[RECORDS FOR THE TASK start]

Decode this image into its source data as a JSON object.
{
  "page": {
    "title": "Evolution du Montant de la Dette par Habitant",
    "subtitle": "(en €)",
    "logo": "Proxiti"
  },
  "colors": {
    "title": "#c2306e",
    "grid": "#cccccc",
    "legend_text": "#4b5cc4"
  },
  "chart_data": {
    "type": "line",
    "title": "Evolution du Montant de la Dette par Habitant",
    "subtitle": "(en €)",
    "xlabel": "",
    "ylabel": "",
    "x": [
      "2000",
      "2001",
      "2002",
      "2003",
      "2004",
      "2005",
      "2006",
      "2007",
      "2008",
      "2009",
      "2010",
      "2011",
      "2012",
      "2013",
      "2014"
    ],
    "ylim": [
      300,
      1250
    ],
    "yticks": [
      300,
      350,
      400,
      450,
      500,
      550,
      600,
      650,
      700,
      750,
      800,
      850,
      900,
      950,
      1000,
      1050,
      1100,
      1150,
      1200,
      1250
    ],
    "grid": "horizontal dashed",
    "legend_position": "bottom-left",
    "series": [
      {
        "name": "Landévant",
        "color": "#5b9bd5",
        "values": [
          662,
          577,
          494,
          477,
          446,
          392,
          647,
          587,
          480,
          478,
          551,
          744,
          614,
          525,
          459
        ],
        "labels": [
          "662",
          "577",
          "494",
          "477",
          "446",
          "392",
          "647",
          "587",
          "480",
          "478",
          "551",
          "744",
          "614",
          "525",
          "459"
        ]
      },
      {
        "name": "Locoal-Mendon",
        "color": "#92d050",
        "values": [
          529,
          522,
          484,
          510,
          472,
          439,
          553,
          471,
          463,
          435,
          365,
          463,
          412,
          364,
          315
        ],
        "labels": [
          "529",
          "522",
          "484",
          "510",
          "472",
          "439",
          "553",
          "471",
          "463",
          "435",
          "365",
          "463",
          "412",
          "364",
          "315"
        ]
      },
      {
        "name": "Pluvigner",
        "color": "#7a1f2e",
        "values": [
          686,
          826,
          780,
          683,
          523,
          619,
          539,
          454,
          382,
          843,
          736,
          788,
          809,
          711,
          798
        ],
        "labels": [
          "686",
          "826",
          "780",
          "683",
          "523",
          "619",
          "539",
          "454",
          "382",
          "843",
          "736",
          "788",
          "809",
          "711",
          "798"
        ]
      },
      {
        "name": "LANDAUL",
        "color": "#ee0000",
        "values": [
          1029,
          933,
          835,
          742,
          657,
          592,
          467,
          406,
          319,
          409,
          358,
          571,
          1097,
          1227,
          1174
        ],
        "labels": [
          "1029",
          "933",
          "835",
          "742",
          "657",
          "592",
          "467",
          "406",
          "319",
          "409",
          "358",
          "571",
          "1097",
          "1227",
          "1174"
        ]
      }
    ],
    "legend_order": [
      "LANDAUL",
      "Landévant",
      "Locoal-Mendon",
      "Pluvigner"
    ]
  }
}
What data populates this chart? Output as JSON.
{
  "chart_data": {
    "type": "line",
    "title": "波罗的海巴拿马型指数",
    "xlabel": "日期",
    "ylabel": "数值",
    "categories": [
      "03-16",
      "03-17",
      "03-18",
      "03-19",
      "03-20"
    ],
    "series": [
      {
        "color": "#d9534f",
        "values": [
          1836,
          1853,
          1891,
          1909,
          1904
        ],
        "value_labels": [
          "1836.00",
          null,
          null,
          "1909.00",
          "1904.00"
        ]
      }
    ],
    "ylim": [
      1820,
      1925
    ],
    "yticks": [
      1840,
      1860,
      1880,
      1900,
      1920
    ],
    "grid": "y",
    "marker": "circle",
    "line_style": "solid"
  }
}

[RECORDS FOR THE TASK end]

> **WHAT THE TASK REQUIRES**
Exactly reproduce every line found in the records.

> **THE ANSWER**
Decode this image into its source data as a JSON object.
{
  "page": {
    "title": "Evolution du Montant de la Dette par Habitant",
    "subtitle": "(en €)",
    "logo": "Proxiti"
  },
  "colors": {
    "title": "#c2306e",
    "grid": "#cccccc",
    "legend_text": "#4b5cc4"
  },
  "chart_data": {
    "type": "line",
    "title": "Evolution du Montant de la Dette par Habitant",
    "subtitle": "(en €)",
    "xlabel": "",
    "ylabel": "",
    "x": [
      "2000",
      "2001",
      "2002",
      "2003",
      "2004",
      "2005",
      "2006",
      "2007",
      "2008",
      "2009",
      "2010",
      "2011",
      "2012",
      "2013",
      "2014"
    ],
    "ylim": [
      300,
      1250
    ],
    "yticks": [
      300,
      350,
      400,
      450,
      500,
      550,
      600,
      650,
      700,
      750,
      800,
      850,
      900,
      950,
      1000,
      1050,
      1100,
      1150,
      1200,
      1250
    ],
    "grid": "horizontal dashed",
    "legend_position": "bottom-left",
    "series": [
      {
        "name": "Landévant",
        "color": "#5b9bd5",
        "values": [
          662,
          577,
          494,
          477,
          446,
          392,
          647,
          587,
          480,
          478,
          551,
          744,
          614,
          525,
          459
        ],
        "labels": [
          "662",
          "577",
          "494",
          "477",
          "446",
          "392",
          "647",
          "587",
          "480",
          "478",
          "551",
          "744",
          "614",
          "525",
          "459"
        ]
      },
      {
        "name": "Locoal-Mendon",
        "color": "#92d050",
        "values": [
          529,
          522,
          484,
          510,
          472,
          439,
          553,
          471,
          463,
          435,
          365,
          463,
          412,
          364,
          315
        ],
        "labels": [
          "529",
          "522",
          "484",
          "510",
          "472",
          "439",
          "553",
          "471",
          "463",
          "435",
          "365",
          "463",
          "412",
          "364",
          "315"
        ]
      },
      {
        "name": "Pluvigner",
        "color": "#7a1f2e",
        "values": [
          686,
          826,
          780,
          683,
          523,
          619,
          539,
          454,
          382,
          843,
          736,
          788,
          809,
          711,
          798
        ],
        "labels": [
          "686",
          "826",
          "780",
          "683",
          "523",
          "619",
          "539",
          "454",
          "382",
          "843",
          "736",
          "788",
          "809",
          "711",
          "798"
        ]
      },
      {
        "name": "LANDAUL",
        "color": "#ee0000",
        "values": [
          1029,
          933,
          835,
          742,
          657,
          592,
          467,
          406,
          319,
          409,
          358,
          571,
          1097,
          1227,
          1174
        ],
        "labels": [
          "1029",
          "933",
          "835",
          "742",
          "657",
          "592",
          "467",
          "406",
          "319",
          "409",
          "358",
          "571",
          "1097",
          "1227",
          "1174"
        ]
      }
    ],
    "legend_order": [
      "LANDAUL",
      "Landévant",
      "Locoal-Mendon",
      "Pluvigner"
    ]
  }
}
What data populates this chart? Output as JSON.
{
  "chart_data": {
    "type": "line",
    "title": "波罗的海巴拿马型指数",
    "xlabel": "日期",
    "ylabel": "数值",
    "categories": [
      "03-16",
      "03-17",
      "03-18",
      "03-19",
      "03-20"
    ],
    "series": [
      {
        "color": "#d9534f",
        "values": [
          1836,
          1853,
          1891,
          1909,
          1904
        ],
        "value_labels": [
          "1836.00",
          null,
          null,
          "1909.00",
          "1904.00"
        ]
      }
    ],
    "ylim": [
      1820,
      1925
    ],
    "yticks": [
      1840,
      1860,
      1880,
      1900,
      1920
    ],
    "grid": "y",
    "marker": "circle",
    "line_style": "solid"
  }
}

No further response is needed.